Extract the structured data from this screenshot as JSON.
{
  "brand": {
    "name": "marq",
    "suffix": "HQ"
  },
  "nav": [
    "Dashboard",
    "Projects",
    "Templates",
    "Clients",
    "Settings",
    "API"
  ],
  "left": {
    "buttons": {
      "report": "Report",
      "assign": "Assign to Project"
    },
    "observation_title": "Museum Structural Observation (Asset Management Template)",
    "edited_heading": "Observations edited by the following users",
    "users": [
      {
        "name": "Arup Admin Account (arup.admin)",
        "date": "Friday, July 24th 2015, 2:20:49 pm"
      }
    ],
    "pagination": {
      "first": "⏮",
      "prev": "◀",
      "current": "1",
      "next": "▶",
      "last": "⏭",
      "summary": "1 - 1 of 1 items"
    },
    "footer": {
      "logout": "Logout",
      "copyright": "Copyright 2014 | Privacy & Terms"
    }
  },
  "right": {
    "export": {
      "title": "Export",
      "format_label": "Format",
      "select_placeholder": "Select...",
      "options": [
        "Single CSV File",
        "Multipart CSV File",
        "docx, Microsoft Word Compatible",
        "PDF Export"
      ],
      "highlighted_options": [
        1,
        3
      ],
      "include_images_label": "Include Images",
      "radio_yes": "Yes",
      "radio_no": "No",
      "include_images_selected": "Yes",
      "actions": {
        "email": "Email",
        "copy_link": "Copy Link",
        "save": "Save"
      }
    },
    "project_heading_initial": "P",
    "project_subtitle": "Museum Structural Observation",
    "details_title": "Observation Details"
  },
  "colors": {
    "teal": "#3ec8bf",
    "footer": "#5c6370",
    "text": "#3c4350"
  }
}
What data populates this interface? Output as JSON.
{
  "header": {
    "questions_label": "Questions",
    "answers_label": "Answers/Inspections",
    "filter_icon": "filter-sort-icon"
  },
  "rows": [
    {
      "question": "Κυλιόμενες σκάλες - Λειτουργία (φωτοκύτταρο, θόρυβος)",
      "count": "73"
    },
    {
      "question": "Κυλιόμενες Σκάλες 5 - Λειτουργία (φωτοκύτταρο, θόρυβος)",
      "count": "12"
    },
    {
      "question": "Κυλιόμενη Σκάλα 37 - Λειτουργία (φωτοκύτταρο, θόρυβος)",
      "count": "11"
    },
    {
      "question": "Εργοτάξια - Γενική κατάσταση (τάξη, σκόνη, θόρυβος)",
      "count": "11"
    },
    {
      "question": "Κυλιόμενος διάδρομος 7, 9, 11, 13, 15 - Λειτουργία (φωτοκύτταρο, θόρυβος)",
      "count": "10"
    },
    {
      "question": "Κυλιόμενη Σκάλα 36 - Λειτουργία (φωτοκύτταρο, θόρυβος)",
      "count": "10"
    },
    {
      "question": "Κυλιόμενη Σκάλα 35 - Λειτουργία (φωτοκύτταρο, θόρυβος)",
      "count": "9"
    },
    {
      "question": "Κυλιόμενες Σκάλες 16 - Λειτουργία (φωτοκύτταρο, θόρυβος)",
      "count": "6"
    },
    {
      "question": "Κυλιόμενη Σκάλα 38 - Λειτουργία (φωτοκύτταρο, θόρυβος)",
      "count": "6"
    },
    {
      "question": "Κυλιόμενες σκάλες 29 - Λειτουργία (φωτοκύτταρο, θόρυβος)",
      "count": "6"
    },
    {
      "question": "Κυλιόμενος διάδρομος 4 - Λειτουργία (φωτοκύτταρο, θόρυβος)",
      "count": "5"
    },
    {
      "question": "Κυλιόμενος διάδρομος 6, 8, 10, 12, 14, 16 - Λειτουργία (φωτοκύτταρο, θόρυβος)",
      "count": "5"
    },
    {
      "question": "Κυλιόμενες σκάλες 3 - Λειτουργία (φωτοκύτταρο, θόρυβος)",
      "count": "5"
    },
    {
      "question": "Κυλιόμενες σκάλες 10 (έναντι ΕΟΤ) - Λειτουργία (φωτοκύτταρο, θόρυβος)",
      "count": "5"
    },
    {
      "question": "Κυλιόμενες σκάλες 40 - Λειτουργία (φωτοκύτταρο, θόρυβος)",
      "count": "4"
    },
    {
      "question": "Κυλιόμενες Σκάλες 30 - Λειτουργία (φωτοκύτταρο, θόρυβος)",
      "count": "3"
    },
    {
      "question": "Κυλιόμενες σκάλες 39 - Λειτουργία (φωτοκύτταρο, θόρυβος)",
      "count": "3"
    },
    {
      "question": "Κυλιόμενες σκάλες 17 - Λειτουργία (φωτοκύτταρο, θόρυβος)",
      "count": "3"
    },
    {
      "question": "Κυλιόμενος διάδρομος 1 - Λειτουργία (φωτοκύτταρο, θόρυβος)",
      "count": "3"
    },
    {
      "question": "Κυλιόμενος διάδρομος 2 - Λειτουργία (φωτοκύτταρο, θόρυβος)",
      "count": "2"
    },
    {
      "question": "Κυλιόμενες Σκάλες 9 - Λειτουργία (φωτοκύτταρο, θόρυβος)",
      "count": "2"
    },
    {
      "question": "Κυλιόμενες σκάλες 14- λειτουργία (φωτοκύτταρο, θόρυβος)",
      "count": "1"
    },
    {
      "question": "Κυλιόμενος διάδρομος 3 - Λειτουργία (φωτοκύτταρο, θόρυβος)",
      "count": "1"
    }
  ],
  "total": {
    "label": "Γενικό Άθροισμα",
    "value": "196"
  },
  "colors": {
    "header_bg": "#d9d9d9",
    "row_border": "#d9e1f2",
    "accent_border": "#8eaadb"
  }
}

┄┄┄┄┄┄┄┄┄┄

YOUR TASK >>
Every entry must be output again, exactly as written above.

FULL SOLUTION >>
Extract the structured data from this screenshot as JSON.
{
  "brand": {
    "name": "marq",
    "suffix": "HQ"
  },
  "nav": [
    "Dashboard",
    "Projects",
    "Templates",
    "Clients",
    "Settings",
    "API"
  ],
  "left": {
    "buttons": {
      "report": "Report",
      "assign": "Assign to Project"
    },
    "observation_title": "Museum Structural Observation (Asset Management Template)",
    "edited_heading": "Observations edited by the following users",
    "users": [
      {
        "name": "Arup Admin Account (arup.admin)",
        "date": "Friday, July 24th 2015, 2:20:49 pm"
      }
    ],
    "pagination": {
      "first": "⏮",
      "prev": "◀",
      "current": "1",
      "next": "▶",
      "last": "⏭",
      "summary": "1 - 1 of 1 items"
    },
    "footer": {
      "logout": "Logout",
      "copyright": "Copyright 2014 | Privacy & Terms"
    }
  },
  "right": {
    "export": {
      "title": "Export",
      "format_label": "Format",
      "select_placeholder": "Select...",
      "options": [
        "Single CSV File",
        "Multipart CSV File",
        "docx, Microsoft Word Compatible",
        "PDF Export"
      ],
      "highlighted_options": [
        1,
        3
      ],
      "include_images_label": "Include Images",
      "radio_yes": "Yes",
      "radio_no": "No",
      "include_images_selected": "Yes",
      "actions": {
        "email": "Email",
        "copy_link": "Copy Link",
        "save": "Save"
      }
    },
    "project_heading_initial": "P",
    "project_subtitle": "Museum Structural Observation",
    "details_title": "Observation Details"
  },
  "colors": {
    "teal": "#3ec8bf",
    "footer": "#5c6370",
    "text": "#3c4350"
  }
}
What data populates this interface? Output as JSON.
{
  "header": {
    "questions_label": "Questions",
    "answers_label": "Answers/Inspections",
    "filter_icon": "filter-sort-icon"
  },
  "rows": [
    {
      "question": "Κυλιόμενες σκάλες - Λειτουργία (φωτοκύτταρο, θόρυβος)",
      "count": "73"
    },
    {
      "question": "Κυλιόμενες Σκάλες 5 - Λειτουργία (φωτοκύτταρο, θόρυβος)",
      "count": "12"
    },
    {
      "question": "Κυλιόμενη Σκάλα 37 - Λειτουργία (φωτοκύτταρο, θόρυβος)",
      "count": "11"
    },
    {
      "question": "Εργοτάξια - Γενική κατάσταση (τάξη, σκόνη, θόρυβος)",
      "count": "11"
    },
    {
      "question": "Κυλιόμενος διάδρομος 7, 9, 11, 13, 15 - Λειτουργία (φωτοκύτταρο, θόρυβος)",
      "count": "10"
    },
    {
      "question": "Κυλιόμενη Σκάλα 36 - Λειτουργία (φωτοκύτταρο, θόρυβος)",
      "count": "10"
    },
    {
      "question": "Κυλιόμενη Σκάλα 35 - Λειτουργία (φωτοκύτταρο, θόρυβος)",
      "count": "9"
    },
    {
      "question": "Κυλιόμενες Σκάλες 16 - Λειτουργία (φωτοκύτταρο, θόρυβος)",
      "count": "6"
    },
    {
      "question": "Κυλιόμενη Σκάλα 38 - Λειτουργία (φωτοκύτταρο, θόρυβος)",
      "count": "6"
    },
    {
      "question": "Κυλιόμενες σκάλες 29 - Λειτουργία (φωτοκύτταρο, θόρυβος)",
      "count": "6"
    },
    {
      "question": "Κυλιόμενος διάδρομος 4 - Λειτουργία (φωτοκύτταρο, θόρυβος)",
      "count": "5"
    },
    {
      "question": "Κυλιόμενος διάδρομος 6, 8, 10, 12, 14, 16 - Λειτουργία (φωτοκύτταρο, θόρυβος)",
      "count": "5"
    },
    {
      "question": "Κυλιόμενες σκάλες 3 - Λειτουργία (φωτοκύτταρο, θόρυβος)",
      "count": "5"
    },
    {
      "question": "Κυλιόμενες σκάλες 10 (έναντι ΕΟΤ) - Λειτουργία (φωτοκύτταρο, θόρυβος)",
      "count": "5"
    },
    {
      "question": "Κυλιόμενες σκάλες 40 - Λειτουργία (φωτοκύτταρο, θόρυβος)",
      "count": "4"
    },
    {
      "question": "Κυλιόμενες Σκάλες 30 - Λειτουργία (φωτοκύτταρο, θόρυβος)",
      "count": "3"
    },
    {
      "question": "Κυλιόμενες σκάλες 39 - Λειτουργία (φωτοκύτταρο, θόρυβος)",
      "count": "3"
    },
    {
      "question": "Κυλιόμενες σκάλες 17 - Λειτουργία (φωτοκύτταρο, θόρυβος)",
      "count": "3"
    },
    {
      "question": "Κυλιόμενος διάδρομος 1 - Λειτουργία (φωτοκύτταρο, θόρυβος)",
      "count": "3"
    },
    {
      "question": "Κυλιόμενος διάδρομος 2 - Λειτουργία (φωτοκύτταρο, θόρυβος)",
      "count": "2"
    },
    {
      "question": "Κυλιόμενες Σκάλες 9 - Λειτουργία (φωτοκύτταρο, θόρυβος)",
      "count": "2"
    },
    {
      "question": "Κυλιόμενες σκάλες 14- λειτουργία (φωτοκύτταρο, θόρυβος)",
      "count": "1"
    },
    {
      "question": "Κυλιόμενος διάδρομος 3 - Λειτουργία (φωτοκύτταρο, θόρυβος)",
      "count": "1"
    }
  ],
  "total": {
    "label": "Γενικό Άθροισμα",
    "value": "196"
  },
  "colors": {
    "header_bg": "#d9d9d9",
    "row_border": "#d9e1f2",
    "accent_border": "#8eaadb"
  }
}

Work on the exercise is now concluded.